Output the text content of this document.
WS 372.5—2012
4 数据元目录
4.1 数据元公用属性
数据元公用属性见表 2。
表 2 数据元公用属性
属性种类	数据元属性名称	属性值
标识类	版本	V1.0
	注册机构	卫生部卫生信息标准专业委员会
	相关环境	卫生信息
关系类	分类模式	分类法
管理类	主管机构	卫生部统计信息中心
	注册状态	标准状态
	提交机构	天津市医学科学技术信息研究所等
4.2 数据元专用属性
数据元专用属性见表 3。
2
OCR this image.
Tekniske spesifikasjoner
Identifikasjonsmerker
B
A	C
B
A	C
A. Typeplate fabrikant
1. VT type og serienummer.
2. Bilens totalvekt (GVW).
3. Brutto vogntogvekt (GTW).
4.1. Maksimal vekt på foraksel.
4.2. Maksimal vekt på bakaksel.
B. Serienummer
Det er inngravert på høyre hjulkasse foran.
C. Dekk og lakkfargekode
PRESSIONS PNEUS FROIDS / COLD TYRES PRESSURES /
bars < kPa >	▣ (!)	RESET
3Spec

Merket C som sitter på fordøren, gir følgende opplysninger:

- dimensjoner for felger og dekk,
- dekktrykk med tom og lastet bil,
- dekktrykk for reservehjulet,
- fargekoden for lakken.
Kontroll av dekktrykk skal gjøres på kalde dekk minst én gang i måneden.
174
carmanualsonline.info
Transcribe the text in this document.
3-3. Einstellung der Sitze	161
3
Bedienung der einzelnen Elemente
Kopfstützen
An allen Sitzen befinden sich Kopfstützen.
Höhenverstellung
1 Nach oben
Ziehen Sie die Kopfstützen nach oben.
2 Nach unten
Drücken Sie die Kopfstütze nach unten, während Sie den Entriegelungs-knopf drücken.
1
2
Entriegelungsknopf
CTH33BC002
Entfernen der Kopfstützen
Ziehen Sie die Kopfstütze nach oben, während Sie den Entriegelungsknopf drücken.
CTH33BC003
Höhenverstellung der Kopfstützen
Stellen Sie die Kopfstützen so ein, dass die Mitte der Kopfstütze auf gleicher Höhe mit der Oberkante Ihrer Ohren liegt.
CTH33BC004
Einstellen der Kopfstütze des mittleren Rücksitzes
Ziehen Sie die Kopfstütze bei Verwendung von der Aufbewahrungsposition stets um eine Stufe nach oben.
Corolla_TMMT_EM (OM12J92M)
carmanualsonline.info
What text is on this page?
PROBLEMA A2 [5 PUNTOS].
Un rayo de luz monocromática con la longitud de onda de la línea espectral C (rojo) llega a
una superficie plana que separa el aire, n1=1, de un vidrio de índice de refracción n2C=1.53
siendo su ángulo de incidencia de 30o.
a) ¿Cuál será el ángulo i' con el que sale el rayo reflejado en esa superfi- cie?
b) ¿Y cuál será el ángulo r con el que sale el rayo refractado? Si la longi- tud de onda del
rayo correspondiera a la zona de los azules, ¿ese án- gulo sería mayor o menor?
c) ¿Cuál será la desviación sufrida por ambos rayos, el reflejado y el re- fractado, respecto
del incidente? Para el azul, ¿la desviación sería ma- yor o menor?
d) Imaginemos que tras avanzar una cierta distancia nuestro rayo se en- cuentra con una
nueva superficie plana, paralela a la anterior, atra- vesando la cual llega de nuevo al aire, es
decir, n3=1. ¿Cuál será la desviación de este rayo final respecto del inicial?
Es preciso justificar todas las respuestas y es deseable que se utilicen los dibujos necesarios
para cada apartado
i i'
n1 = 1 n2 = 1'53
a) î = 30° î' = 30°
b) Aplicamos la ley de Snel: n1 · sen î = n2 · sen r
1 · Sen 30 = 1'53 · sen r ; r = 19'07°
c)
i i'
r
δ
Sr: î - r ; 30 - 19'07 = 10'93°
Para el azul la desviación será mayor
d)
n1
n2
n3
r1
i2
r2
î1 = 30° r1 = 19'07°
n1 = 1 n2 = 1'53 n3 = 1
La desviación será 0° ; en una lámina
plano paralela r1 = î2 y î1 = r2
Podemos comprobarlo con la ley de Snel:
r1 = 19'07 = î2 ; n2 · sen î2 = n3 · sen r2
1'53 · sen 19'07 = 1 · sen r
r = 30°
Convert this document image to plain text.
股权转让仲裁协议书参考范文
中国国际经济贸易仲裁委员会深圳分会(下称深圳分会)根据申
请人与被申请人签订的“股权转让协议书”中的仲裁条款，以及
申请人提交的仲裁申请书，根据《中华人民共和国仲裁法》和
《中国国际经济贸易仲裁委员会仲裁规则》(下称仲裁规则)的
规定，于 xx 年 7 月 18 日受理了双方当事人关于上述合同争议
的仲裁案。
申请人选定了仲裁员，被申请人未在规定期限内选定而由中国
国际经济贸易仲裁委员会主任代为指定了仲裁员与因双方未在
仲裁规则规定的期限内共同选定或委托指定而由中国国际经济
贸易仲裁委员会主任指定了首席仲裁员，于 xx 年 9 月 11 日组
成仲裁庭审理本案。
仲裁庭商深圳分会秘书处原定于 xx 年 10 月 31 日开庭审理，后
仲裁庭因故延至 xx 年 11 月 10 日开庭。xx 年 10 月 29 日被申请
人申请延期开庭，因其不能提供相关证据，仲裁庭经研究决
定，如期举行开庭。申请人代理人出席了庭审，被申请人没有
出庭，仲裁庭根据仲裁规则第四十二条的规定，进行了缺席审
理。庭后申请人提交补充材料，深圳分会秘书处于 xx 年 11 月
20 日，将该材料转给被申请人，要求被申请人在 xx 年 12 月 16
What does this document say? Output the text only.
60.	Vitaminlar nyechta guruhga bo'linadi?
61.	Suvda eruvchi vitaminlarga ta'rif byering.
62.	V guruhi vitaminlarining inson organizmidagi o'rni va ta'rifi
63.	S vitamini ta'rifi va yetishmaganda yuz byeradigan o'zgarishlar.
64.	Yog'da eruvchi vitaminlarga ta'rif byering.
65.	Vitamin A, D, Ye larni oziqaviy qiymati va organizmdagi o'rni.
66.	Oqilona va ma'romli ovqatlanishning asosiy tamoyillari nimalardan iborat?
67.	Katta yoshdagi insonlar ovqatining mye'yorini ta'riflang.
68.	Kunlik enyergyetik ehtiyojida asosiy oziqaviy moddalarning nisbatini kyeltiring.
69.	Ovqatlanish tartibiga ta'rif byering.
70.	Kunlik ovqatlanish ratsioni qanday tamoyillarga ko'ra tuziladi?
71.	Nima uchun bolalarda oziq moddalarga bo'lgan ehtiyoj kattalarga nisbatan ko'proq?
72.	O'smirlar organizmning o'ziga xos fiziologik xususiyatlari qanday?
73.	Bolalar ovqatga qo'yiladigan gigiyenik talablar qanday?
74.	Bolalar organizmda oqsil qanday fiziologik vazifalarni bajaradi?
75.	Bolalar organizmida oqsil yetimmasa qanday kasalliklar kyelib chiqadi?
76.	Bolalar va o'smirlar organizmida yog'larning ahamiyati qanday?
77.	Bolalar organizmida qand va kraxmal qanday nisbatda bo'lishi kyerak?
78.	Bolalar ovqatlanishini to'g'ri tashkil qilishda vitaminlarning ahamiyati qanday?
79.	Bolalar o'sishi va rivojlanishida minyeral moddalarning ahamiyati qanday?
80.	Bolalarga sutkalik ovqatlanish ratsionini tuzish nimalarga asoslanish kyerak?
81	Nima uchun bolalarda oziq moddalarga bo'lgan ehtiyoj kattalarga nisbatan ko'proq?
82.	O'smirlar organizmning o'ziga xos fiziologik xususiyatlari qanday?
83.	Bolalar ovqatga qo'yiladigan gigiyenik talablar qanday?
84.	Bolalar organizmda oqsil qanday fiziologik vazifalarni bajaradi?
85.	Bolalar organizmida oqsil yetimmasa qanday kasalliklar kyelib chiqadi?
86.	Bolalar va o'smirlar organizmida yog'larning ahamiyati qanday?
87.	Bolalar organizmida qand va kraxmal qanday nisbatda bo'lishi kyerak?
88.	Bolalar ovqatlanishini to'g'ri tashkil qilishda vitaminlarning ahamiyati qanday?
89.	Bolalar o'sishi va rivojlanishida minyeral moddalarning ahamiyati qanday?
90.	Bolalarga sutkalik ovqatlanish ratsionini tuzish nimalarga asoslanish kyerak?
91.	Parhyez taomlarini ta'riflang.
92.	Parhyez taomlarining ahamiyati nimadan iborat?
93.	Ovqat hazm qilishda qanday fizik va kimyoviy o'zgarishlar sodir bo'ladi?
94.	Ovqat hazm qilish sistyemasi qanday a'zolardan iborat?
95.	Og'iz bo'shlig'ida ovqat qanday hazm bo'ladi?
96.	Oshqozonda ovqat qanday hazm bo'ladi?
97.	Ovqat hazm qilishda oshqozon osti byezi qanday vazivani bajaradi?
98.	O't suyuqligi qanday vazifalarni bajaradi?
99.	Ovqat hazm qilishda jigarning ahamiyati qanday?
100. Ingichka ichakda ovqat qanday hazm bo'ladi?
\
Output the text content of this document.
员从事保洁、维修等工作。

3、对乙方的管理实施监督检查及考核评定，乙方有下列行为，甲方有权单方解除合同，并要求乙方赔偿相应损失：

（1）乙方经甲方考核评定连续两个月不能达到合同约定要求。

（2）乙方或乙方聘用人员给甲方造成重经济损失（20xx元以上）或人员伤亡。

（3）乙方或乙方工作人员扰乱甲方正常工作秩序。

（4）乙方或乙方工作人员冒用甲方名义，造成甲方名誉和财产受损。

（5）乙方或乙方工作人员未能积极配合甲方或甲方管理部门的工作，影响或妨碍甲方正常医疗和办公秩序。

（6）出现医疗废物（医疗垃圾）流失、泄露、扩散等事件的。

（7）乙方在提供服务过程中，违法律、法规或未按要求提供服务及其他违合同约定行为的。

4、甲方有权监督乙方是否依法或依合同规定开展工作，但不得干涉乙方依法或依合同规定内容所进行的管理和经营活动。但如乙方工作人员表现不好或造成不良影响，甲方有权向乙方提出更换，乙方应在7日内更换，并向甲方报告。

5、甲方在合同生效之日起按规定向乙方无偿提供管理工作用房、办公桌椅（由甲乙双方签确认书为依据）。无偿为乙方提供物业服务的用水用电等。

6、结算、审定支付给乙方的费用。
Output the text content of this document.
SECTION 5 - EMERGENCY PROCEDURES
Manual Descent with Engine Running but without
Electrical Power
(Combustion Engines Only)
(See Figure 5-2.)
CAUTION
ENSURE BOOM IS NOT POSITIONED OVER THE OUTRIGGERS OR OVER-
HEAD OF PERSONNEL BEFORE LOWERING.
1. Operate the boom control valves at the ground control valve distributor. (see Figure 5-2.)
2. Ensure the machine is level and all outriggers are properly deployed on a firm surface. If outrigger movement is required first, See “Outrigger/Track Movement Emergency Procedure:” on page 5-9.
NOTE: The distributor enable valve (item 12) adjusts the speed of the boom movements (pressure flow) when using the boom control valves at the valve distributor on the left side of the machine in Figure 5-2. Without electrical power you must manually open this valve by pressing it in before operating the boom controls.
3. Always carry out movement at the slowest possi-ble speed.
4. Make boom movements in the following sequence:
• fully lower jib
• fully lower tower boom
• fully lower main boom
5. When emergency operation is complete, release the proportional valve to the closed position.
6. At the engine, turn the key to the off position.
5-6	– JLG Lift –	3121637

== == ==

YOUR INSTRUCTIONS: Check each line of the records for "plana" and copy the ones that contain it.

WRITTEN ANSWER:
una superficie plana que separa el aire, n1=1, de un vidrio de índice de refracción n2C=1.53
nueva superficie plana, paralela a la anterior, atra- vesando la cual llega de nuevo al aire, es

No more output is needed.